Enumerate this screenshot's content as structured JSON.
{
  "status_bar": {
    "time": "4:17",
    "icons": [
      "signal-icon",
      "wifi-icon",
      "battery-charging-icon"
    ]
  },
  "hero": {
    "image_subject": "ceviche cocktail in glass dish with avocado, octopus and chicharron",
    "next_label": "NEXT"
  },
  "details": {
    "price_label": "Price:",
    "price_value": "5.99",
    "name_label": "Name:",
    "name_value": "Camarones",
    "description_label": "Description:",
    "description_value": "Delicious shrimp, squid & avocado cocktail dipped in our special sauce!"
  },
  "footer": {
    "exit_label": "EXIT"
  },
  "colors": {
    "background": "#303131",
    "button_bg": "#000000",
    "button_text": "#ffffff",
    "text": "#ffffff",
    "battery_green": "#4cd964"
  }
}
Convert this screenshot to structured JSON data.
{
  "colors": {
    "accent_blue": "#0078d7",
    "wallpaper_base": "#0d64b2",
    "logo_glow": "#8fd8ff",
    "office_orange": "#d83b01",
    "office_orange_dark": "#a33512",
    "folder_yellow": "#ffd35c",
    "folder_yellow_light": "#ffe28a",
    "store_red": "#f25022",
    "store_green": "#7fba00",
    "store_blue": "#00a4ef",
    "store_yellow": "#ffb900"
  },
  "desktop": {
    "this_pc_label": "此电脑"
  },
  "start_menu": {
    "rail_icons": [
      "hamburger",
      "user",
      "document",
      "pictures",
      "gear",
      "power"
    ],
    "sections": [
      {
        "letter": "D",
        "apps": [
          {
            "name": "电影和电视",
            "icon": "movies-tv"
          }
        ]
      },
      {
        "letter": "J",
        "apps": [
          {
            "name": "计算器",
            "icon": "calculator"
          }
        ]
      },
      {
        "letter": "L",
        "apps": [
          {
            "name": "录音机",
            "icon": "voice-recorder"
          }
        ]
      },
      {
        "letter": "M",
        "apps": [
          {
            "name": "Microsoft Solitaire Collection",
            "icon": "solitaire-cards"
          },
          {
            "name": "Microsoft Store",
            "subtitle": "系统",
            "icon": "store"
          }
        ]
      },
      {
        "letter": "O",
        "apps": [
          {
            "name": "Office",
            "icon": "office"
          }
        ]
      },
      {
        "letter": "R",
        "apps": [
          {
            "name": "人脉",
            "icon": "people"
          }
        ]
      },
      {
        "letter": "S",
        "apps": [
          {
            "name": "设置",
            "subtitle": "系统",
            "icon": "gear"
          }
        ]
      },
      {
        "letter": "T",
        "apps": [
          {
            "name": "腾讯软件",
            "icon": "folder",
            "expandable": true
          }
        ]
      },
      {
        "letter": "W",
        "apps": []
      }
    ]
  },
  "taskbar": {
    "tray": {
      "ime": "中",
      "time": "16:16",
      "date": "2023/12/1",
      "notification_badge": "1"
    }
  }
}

##########

[Exercise details] Please list every line of the records that contains "avocado".

[The reply]
    "image_subject": "ceviche cocktail in glass dish with avocado, octopus and chicharron",
    "description_value": "Delicious shrimp, squid & avocado cocktail dipped in our special sauce!"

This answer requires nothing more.